* Records that describe figures
============
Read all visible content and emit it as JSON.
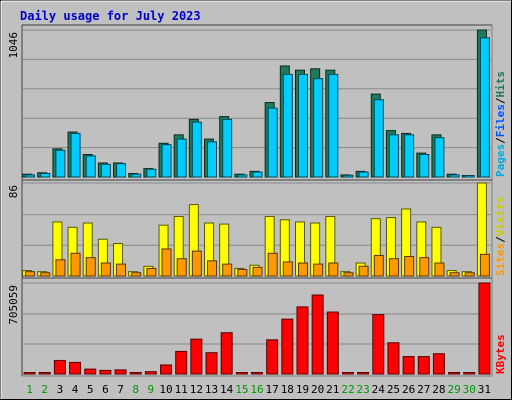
{
  "chart_data": {
    "title": "Daily usage for July 2023",
    "days": [
      "1",
      "2",
      "3",
      "4",
      "5",
      "6",
      "7",
      "8",
      "9",
      "10",
      "11",
      "12",
      "13",
      "14",
      "15",
      "16",
      "17",
      "18",
      "19",
      "20",
      "21",
      "22",
      "23",
      "24",
      "25",
      "26",
      "27",
      "28",
      "29",
      "30",
      "31"
    ],
    "weekend_days": [
      "1",
      "2",
      "8",
      "9",
      "15",
      "16",
      "22",
      "23",
      "29",
      "30"
    ],
    "colors": {
      "frame_bg": "#c0c0c0",
      "title": "#0000cc",
      "weekday_label": "#000000",
      "weekend_label": "#009900",
      "hits": "#1d7a5b",
      "files": "#00ccff",
      "pages": "#00ccff",
      "visits": "#ffff00",
      "sites": "#ff9900",
      "kbytes": "#ff0000"
    },
    "panels": [
      {
        "id": "hits-files-pages",
        "type": "bar",
        "max_label": "1046",
        "ylim": [
          0,
          1046
        ],
        "legend": [
          {
            "label": "Pages",
            "color": "#00aadd"
          },
          {
            "label": "/",
            "color": "#000000"
          },
          {
            "label": "Files",
            "color": "#0055ff"
          },
          {
            "label": "/",
            "color": "#000000"
          },
          {
            "label": "Hits",
            "color": "#1d7a5b"
          }
        ],
        "series": [
          {
            "name": "Hits",
            "color": "#1d7a5b",
            "values": [
              20,
              30,
              200,
              320,
              160,
              100,
              100,
              25,
              60,
              240,
              300,
              410,
              270,
              430,
              20,
              40,
              530,
              790,
              760,
              770,
              760,
              15,
              40,
              590,
              330,
              310,
              170,
              300,
              20,
              10,
              1046
            ]
          },
          {
            "name": "Files",
            "color": "#00ccff",
            "values": [
              15,
              25,
              190,
              310,
              150,
              90,
              95,
              20,
              55,
              230,
              270,
              390,
              250,
              410,
              15,
              35,
              490,
              730,
              730,
              700,
              730,
              12,
              35,
              550,
              300,
              300,
              160,
              280,
              15,
              8,
              990
            ]
          }
        ]
      },
      {
        "id": "visits-sites",
        "type": "bar",
        "max_label": "86",
        "ylim": [
          0,
          86
        ],
        "legend": [
          {
            "label": "Sites",
            "color": "#ff9900"
          },
          {
            "label": "/",
            "color": "#000000"
          },
          {
            "label": "Visits",
            "color": "#cccc00"
          }
        ],
        "series": [
          {
            "name": "Visits",
            "color": "#ffff00",
            "values": [
              5,
              4,
              50,
              45,
              49,
              34,
              30,
              4,
              9,
              47,
              55,
              66,
              49,
              48,
              7,
              10,
              55,
              52,
              50,
              49,
              55,
              4,
              12,
              53,
              54,
              62,
              50,
              45,
              5,
              4,
              86
            ]
          },
          {
            "name": "Sites",
            "color": "#ff9900",
            "values": [
              4,
              3,
              15,
              21,
              17,
              12,
              11,
              3,
              7,
              25,
              16,
              23,
              14,
              11,
              6,
              8,
              21,
              13,
              12,
              11,
              12,
              3,
              9,
              19,
              16,
              18,
              17,
              12,
              3,
              3,
              20
            ]
          }
        ]
      },
      {
        "id": "kbytes",
        "type": "bar",
        "max_label": "705059",
        "ylim": [
          0,
          705059
        ],
        "legend": [
          {
            "label": "KBytes",
            "color": "#ff0000"
          }
        ],
        "series": [
          {
            "name": "KBytes",
            "color": "#ff0000",
            "values": [
              2000,
              2000,
              105000,
              90000,
              38000,
              28000,
              32000,
              5000,
              18000,
              70000,
              175000,
              270000,
              165000,
              320000,
              2000,
              3000,
              265000,
              425000,
              520000,
              612000,
              480000,
              2000,
              3000,
              460000,
              242000,
              135000,
              135000,
              157000,
              3000,
              2000,
              705059
            ]
          }
        ]
      }
    ]
  }
}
============
Return all of the data exactly as written, and drop the pictures.

* ANSWER BELOW
Read all visible content and emit it as JSON.
{
  "chart_data": {
    "title": "Daily usage for July 2023",
    "days": [
      "1",
      "2",
      "3",
      "4",
      "5",
      "6",
      "7",
      "8",
      "9",
      "10",
      "11",
      "12",
      "13",
      "14",
      "15",
      "16",
      "17",
      "18",
      "19",
      "20",
      "21",
      "22",
      "23",
      "24",
      "25",
      "26",
      "27",
      "28",
      "29",
      "30",
      "31"
    ],
    "weekend_days": [
      "1",
      "2",
      "8",
      "9",
      "15",
      "16",
      "22",
      "23",
      "29",
      "30"
    ],
    "colors": {
      "frame_bg": "#c0c0c0",
      "title": "#0000cc",
      "weekday_label": "#000000",
      "weekend_label": "#009900",
      "hits": "#1d7a5b",
      "files": "#00ccff",
      "pages": "#00ccff",
      "visits": "#ffff00",
      "sites": "#ff9900",
      "kbytes": "#ff0000"
    },
    "panels": [
      {
        "id": "hits-files-pages",
        "type": "bar",
        "max_label": "1046",
        "ylim": [
          0,
          1046
        ],
        "legend": [
          {
            "label": "Pages",
            "color": "#00aadd"
          },
          {
            "label": "/",
            "color": "#000000"
          },
          {
            "label": "Files",
            "color": "#0055ff"
          },
          {
            "label": "/",
            "color": "#000000"
          },
          {
            "label": "Hits",
            "color": "#1d7a5b"
          }
        ],
        "series": [
          {
            "name": "Hits",
            "color": "#1d7a5b",
            "values": [
              20,
              30,
              200,
              320,
              160,
              100,
              100,
              25,
              60,
              240,
              300,
              410,
              270,
              430,
              20,
              40,
              530,
              790,
              760,
              770,
              760,
              15,
              40,
              590,
              330,
              310,
              170,
              300,
              20,
              10,
              1046
            ]
          },
          {
            "name": "Files",
            "color": "#00ccff",
            "values": [
              15,
              25,
              190,
              310,
              150,
              90,
              95,
              20,
              55,
              230,
              270,
              390,
              250,
              410,
              15,
              35,
              490,
              730,
              730,
              700,
              730,
              12,
              35,
              550,
              300,
              300,
              160,
              280,
              15,
              8,
              990
            ]
          }
        ]
      },
      {
        "id": "visits-sites",
        "type": "bar",
        "max_label": "86",
        "ylim": [
          0,
          86
        ],
        "legend": [
          {
            "label": "Sites",
            "color": "#ff9900"
          },
          {
            "label": "/",
            "color": "#000000"
          },
          {
            "label": "Visits",
            "color": "#cccc00"
          }
        ],
        "series": [
          {
            "name": "Visits",
            "color": "#ffff00",
            "values": [
              5,
              4,
              50,
              45,
              49,
              34,
              30,
              4,
              9,
              47,
              55,
              66,
              49,
              48,
              7,
              10,
              55,
              52,
              50,
              49,
              55,
              4,
              12,
              53,
              54,
              62,
              50,
              45,
              5,
              4,
              86
            ]
          },
          {
            "name": "Sites",
            "color": "#ff9900",
            "values": [
              4,
              3,
              15,
              21,
              17,
              12,
              11,
              3,
              7,
              25,
              16,
              23,
              14,
              11,
              6,
              8,
              21,
              13,
              12,
              11,
              12,
              3,
              9,
              19,
              16,
              18,
              17,
              12,
              3,
              3,
              20
            ]
          }
        ]
      },
      {
        "id": "kbytes",
        "type": "bar",
        "max_label": "705059",
        "ylim": [
          0,
          705059
        ],
        "legend": [
          {
            "label": "KBytes",
            "color": "#ff0000"
          }
        ],
        "series": [
          {
            "name": "KBytes",
            "color": "#ff0000",
            "values": [
              2000,
              2000,
              105000,
              90000,
              38000,
              28000,
              32000,
              5000,
              18000,
              70000,
              175000,
              270000,
              165000,
              320000,
              2000,
              3000,
              265000,
              425000,
              520000,
              612000,
              480000,
              2000,
              3000,
              460000,
              242000,
              135000,
              135000,
              157000,
              3000,
              2000,
              705059
            ]
          }
        ]
      }
    ]
  }
}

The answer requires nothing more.